Set down exactly the lines that run from the line with "Extract all readable text from this page." to the end of the data, and nothing else.

────────────────

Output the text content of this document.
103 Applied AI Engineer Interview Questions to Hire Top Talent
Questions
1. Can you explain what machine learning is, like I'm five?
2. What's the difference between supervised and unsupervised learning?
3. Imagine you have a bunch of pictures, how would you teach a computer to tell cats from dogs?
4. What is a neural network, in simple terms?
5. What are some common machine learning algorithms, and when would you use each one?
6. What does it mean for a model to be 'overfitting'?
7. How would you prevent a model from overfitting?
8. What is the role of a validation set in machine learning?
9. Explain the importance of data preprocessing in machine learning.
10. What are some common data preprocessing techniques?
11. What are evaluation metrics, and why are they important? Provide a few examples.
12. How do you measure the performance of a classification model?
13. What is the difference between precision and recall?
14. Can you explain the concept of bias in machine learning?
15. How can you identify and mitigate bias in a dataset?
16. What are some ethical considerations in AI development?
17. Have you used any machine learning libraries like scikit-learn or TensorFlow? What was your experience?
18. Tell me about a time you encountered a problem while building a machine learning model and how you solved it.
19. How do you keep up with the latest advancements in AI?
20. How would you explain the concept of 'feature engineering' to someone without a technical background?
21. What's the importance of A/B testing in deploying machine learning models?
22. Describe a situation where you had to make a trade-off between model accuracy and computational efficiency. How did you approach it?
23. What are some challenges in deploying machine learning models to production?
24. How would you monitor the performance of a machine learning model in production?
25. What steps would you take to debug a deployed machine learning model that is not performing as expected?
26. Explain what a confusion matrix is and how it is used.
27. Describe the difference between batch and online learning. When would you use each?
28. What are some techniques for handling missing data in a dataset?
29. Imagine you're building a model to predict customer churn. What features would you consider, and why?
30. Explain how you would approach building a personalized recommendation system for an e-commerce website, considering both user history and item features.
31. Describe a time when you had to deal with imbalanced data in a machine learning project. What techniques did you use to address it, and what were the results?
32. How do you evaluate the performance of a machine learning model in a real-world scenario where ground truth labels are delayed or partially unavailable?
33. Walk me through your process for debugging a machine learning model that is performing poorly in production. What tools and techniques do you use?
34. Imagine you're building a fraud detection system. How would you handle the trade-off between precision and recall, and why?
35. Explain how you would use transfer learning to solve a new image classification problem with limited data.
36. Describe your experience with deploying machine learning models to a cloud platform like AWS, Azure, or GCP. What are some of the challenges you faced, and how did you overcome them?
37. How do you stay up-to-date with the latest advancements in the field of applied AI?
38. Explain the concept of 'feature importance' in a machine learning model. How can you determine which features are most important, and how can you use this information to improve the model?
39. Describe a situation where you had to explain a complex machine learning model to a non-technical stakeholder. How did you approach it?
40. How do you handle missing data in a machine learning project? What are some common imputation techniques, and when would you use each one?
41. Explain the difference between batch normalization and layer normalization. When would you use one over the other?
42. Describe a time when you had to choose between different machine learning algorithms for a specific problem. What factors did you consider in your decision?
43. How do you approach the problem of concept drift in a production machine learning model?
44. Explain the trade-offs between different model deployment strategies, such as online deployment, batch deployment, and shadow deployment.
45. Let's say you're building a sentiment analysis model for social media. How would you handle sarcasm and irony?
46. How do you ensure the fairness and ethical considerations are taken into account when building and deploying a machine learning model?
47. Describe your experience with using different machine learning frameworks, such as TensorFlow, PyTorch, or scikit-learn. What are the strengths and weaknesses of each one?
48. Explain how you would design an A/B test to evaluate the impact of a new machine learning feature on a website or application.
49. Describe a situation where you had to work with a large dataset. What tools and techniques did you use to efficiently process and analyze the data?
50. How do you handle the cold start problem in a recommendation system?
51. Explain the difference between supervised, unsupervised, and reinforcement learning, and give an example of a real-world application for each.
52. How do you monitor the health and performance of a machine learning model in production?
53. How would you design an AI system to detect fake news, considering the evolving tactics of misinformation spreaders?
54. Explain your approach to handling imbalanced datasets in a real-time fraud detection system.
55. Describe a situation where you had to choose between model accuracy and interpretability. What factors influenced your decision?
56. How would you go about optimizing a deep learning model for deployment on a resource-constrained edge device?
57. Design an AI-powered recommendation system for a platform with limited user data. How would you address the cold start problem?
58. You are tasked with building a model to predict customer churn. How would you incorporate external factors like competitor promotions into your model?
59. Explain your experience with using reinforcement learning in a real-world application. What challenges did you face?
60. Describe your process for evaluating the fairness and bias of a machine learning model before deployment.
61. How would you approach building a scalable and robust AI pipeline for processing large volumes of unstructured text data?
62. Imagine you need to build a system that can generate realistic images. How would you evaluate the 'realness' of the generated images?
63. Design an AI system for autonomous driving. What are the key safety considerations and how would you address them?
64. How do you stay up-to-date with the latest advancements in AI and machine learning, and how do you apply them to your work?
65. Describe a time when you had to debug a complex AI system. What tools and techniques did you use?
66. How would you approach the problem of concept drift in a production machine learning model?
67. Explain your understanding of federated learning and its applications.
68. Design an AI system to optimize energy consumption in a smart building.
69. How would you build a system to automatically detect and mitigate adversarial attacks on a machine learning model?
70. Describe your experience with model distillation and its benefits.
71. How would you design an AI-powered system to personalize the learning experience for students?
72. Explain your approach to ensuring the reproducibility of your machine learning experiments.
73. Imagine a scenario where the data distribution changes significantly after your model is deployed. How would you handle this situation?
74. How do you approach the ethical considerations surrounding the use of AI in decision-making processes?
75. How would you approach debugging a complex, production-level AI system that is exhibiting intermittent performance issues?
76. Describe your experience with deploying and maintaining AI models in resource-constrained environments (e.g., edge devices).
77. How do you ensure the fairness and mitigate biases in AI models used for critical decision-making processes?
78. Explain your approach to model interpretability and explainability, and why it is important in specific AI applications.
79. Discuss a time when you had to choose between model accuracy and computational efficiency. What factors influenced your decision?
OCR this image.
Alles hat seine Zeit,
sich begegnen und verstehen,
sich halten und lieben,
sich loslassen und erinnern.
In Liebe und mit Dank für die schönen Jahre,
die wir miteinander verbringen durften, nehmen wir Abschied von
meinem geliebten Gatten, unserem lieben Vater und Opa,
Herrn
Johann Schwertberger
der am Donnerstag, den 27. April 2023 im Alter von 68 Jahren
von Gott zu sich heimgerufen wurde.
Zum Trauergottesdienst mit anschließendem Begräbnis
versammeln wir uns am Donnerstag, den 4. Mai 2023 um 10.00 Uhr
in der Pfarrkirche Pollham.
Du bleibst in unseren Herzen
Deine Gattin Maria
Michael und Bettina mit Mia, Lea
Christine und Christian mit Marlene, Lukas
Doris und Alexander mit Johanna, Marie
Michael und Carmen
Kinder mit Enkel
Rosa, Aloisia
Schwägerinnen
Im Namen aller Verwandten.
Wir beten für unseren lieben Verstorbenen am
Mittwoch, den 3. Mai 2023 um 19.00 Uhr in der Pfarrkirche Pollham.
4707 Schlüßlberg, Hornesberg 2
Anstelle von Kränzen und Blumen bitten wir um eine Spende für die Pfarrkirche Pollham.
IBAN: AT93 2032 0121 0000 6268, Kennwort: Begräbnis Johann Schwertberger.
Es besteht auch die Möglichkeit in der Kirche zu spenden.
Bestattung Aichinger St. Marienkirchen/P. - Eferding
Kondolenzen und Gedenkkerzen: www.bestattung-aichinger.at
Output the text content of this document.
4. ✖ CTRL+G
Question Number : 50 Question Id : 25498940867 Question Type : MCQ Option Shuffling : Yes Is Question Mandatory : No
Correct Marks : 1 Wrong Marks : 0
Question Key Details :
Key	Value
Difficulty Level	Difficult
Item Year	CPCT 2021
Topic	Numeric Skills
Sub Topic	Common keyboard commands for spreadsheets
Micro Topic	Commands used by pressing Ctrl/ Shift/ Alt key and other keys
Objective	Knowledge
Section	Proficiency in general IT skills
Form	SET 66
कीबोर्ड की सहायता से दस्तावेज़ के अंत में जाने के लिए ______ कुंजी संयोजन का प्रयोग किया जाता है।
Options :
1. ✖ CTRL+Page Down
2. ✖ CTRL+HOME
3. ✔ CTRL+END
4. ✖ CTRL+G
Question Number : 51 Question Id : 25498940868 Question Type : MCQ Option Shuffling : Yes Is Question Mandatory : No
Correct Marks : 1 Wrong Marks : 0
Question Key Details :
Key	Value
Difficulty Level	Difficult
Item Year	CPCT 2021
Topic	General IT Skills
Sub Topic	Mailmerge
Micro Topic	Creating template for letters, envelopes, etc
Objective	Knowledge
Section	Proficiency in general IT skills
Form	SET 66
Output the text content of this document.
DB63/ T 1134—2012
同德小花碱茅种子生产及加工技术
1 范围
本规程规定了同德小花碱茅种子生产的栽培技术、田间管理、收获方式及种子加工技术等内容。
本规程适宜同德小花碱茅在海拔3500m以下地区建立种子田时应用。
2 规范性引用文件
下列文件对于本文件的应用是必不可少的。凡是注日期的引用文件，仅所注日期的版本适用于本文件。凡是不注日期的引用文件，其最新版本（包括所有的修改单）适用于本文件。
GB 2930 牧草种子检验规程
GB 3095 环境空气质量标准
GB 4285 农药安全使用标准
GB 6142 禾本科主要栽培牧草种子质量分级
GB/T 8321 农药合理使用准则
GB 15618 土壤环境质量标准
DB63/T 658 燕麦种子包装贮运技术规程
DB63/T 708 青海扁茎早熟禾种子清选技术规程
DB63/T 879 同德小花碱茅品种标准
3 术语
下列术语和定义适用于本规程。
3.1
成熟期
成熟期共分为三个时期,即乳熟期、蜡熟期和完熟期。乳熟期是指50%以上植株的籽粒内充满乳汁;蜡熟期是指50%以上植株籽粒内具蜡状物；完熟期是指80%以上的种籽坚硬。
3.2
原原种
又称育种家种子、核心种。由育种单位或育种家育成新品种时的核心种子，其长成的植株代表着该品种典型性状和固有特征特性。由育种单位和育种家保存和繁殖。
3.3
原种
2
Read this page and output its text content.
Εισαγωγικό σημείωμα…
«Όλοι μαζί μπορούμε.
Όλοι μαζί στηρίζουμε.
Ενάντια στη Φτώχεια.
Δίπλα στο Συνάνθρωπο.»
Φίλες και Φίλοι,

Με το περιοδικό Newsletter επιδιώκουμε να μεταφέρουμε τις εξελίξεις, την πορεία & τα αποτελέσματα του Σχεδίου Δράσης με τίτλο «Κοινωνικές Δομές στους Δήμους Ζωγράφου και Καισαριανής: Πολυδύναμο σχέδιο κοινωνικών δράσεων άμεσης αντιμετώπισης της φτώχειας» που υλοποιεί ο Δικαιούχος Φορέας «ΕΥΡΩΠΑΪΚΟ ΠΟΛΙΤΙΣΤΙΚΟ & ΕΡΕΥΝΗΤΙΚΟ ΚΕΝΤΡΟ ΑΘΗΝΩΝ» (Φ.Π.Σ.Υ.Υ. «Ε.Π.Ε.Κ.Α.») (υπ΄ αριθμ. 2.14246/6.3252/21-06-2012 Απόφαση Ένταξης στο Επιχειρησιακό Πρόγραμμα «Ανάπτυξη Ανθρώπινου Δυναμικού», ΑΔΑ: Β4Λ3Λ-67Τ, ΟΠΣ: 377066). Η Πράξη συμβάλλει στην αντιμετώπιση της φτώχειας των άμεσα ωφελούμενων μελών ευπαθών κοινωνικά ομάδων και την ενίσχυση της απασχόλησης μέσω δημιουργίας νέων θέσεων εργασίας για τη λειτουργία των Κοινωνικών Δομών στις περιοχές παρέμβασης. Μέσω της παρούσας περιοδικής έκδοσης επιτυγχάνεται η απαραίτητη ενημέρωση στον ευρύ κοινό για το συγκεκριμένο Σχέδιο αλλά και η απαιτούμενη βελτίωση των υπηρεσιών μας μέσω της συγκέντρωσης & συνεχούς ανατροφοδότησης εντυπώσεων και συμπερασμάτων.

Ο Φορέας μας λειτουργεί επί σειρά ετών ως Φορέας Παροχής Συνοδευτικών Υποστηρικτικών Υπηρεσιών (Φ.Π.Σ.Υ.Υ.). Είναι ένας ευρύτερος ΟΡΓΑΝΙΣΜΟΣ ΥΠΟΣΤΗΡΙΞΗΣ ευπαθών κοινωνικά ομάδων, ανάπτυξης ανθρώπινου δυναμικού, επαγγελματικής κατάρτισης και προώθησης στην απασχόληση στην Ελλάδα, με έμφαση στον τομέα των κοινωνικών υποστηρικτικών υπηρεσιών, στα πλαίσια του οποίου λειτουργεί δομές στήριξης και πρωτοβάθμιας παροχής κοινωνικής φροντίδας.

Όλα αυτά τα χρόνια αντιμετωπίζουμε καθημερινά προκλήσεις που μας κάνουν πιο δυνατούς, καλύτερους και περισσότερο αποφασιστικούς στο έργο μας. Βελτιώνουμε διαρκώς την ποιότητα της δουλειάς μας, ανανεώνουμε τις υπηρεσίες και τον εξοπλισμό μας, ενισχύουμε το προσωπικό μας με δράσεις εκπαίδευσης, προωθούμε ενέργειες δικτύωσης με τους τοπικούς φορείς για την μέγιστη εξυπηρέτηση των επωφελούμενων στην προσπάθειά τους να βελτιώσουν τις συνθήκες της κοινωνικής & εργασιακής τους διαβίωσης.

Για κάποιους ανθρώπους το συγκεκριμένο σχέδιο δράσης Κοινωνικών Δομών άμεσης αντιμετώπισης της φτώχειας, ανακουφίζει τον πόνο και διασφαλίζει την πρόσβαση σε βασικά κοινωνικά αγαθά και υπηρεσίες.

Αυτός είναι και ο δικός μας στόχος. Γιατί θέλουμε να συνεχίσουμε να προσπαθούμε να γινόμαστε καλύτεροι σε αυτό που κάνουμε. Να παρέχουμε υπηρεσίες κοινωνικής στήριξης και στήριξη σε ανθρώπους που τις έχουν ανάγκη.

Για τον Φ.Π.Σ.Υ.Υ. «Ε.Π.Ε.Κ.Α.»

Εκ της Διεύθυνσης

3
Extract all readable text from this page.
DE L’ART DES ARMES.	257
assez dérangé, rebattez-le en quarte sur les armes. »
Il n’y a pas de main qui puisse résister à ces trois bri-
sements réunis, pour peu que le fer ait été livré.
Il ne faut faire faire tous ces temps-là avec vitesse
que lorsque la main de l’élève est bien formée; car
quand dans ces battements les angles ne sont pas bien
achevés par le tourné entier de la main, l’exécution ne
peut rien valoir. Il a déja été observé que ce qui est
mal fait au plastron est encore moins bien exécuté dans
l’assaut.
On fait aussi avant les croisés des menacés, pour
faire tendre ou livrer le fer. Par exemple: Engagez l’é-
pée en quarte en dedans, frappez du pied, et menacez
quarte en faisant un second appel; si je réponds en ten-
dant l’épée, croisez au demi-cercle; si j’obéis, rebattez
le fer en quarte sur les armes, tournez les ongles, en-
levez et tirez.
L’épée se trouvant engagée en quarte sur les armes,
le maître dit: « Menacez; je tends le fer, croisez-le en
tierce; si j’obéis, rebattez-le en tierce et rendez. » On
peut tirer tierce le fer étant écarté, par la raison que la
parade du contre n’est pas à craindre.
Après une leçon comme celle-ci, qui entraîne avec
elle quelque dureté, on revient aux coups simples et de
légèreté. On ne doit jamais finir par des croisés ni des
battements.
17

────────────────

* _Expected answer_:
Extract all readable text from this page.
DE L’ART DES ARMES.	257
assez dérangé, rebattez-le en quarte sur les armes. »
Il n’y a pas de main qui puisse résister à ces trois bri-
sements réunis, pour peu que le fer ait été livré.
Il ne faut faire faire tous ces temps-là avec vitesse
que lorsque la main de l’élève est bien formée; car
quand dans ces battements les angles ne sont pas bien
achevés par le tourné entier de la main, l’exécution ne
peut rien valoir. Il a déja été observé que ce qui est
mal fait au plastron est encore moins bien exécuté dans
l’assaut.
On fait aussi avant les croisés des menacés, pour
faire tendre ou livrer le fer. Par exemple: Engagez l’é-
pée en quarte en dedans, frappez du pied, et menacez
quarte en faisant un second appel; si je réponds en ten-
dant l’épée, croisez au demi-cercle; si j’obéis, rebattez
le fer en quarte sur les armes, tournez les ongles, en-
levez et tirez.
L’épée se trouvant engagée en quarte sur les armes,
le maître dit: « Menacez; je tends le fer, croisez-le en
tierce; si j’obéis, rebattez-le en tierce et rendez. » On
peut tirer tierce le fer étant écarté, par la raison que la
parade du contre n’est pas à craindre.
Après une leçon comme celle-ci, qui entraîne avec
elle quelque dureté, on revient aux coups simples et de
légèreté. On ne doit jamais finir par des croisés ni des
battements.
17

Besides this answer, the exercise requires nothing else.